Return all entries word for word, but drop any images.

(Stored data)
◆ ◆ ◆ ◆
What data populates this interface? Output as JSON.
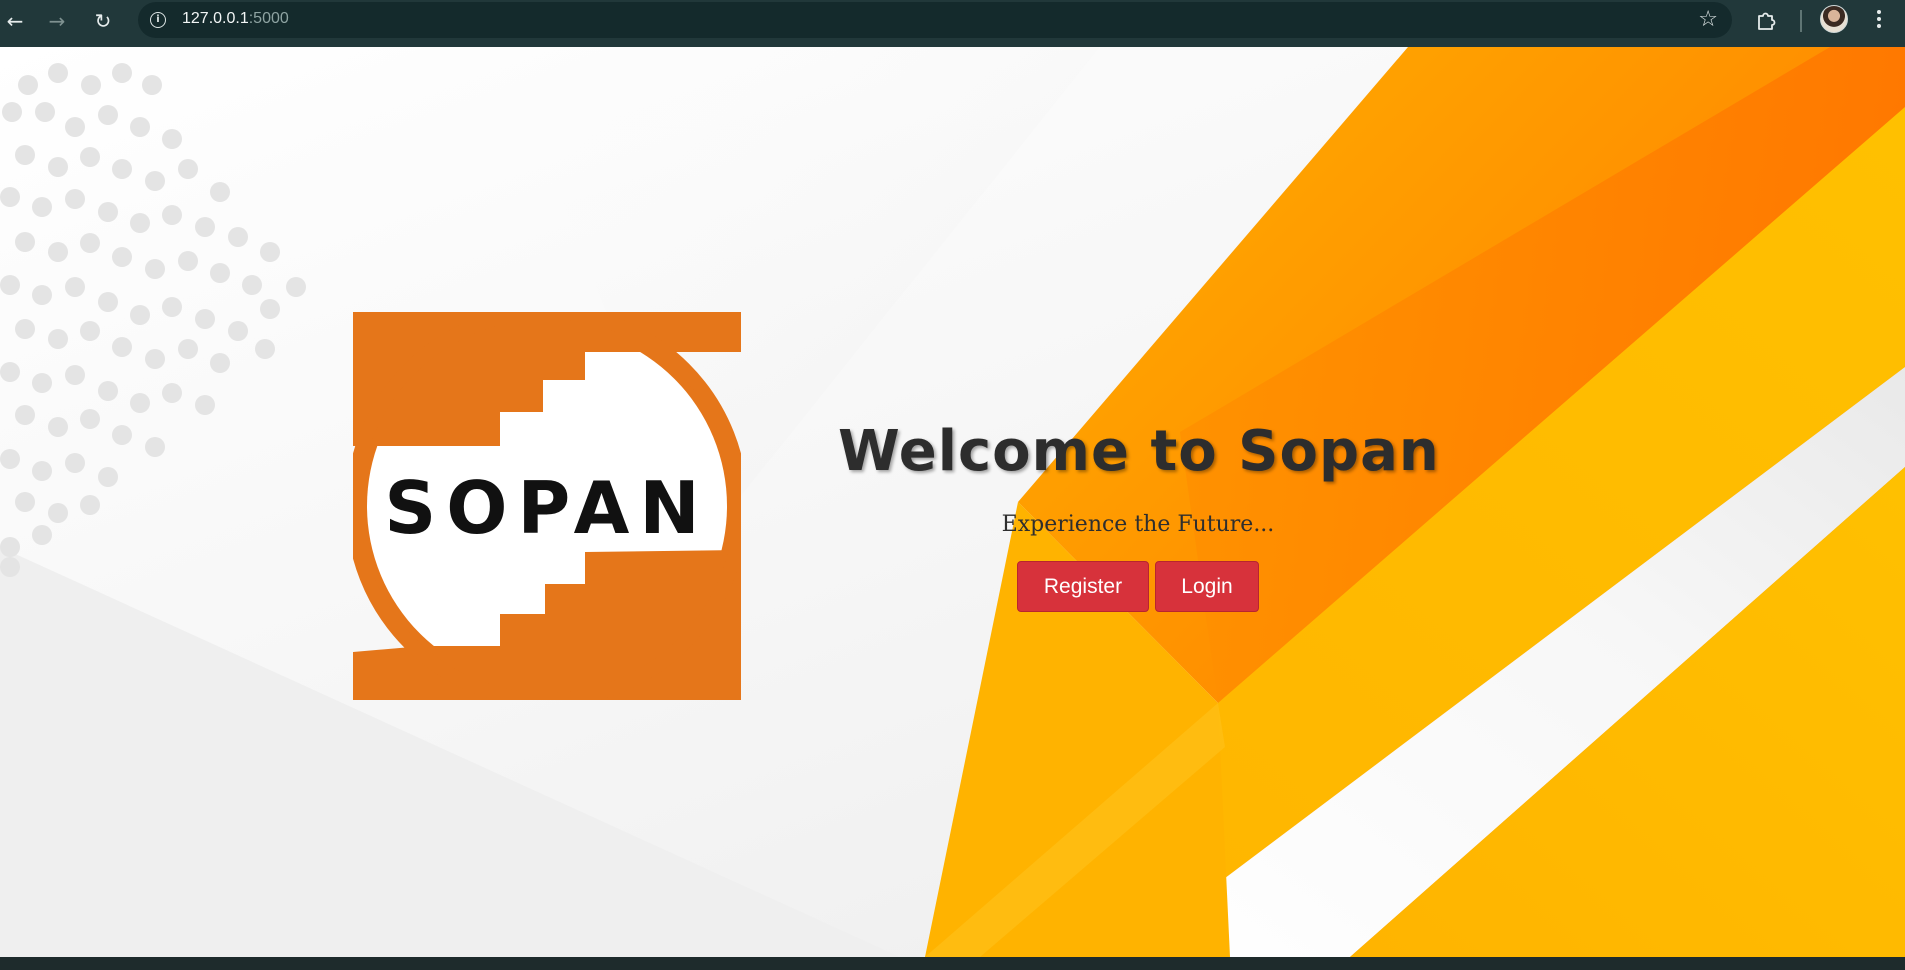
{
  "browser": {
    "url_host": "127.0.0.1",
    "url_port": ":5000",
    "icons": {
      "back": "arrow-left-icon",
      "forward": "arrow-right-icon",
      "reload": "reload-icon",
      "site_info": "info-icon",
      "bookmark": "star-icon",
      "extensions": "puzzle-icon",
      "profile": "avatar",
      "menu": "kebab-menu-icon"
    },
    "colors": {
      "toolbar": "#21383a",
      "omnibox": "#142a2c"
    }
  },
  "logo": {
    "text": "SOPAN",
    "ring_color": "#e5761a"
  },
  "hero": {
    "title": "Welcome to Sopan",
    "subtitle": "Experience the Future...",
    "buttons": {
      "register": "Register",
      "login": "Login"
    },
    "button_color": "#d7323b"
  },
  "theme": {
    "accent_orange": "#ff8a00",
    "accent_yellow": "#ffb800"
  }
}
◆ ◆ ◆ ◆
■ SOLUTION BELOW
What data populates this interface? Output as JSON.
{
  "browser": {
    "url_host": "127.0.0.1",
    "url_port": ":5000",
    "icons": {
      "back": "arrow-left-icon",
      "forward": "arrow-right-icon",
      "reload": "reload-icon",
      "site_info": "info-icon",
      "bookmark": "star-icon",
      "extensions": "puzzle-icon",
      "profile": "avatar",
      "menu": "kebab-menu-icon"
    },
    "colors": {
      "toolbar": "#21383a",
      "omnibox": "#142a2c"
    }
  },
  "logo": {
    "text": "SOPAN",
    "ring_color": "#e5761a"
  },
  "hero": {
    "title": "Welcome to Sopan",
    "subtitle": "Experience the Future...",
    "buttons": {
      "register": "Register",
      "login": "Login"
    },
    "button_color": "#d7323b"
  },
  "theme": {
    "accent_orange": "#ff8a00",
    "accent_yellow": "#ffb800"
  }
}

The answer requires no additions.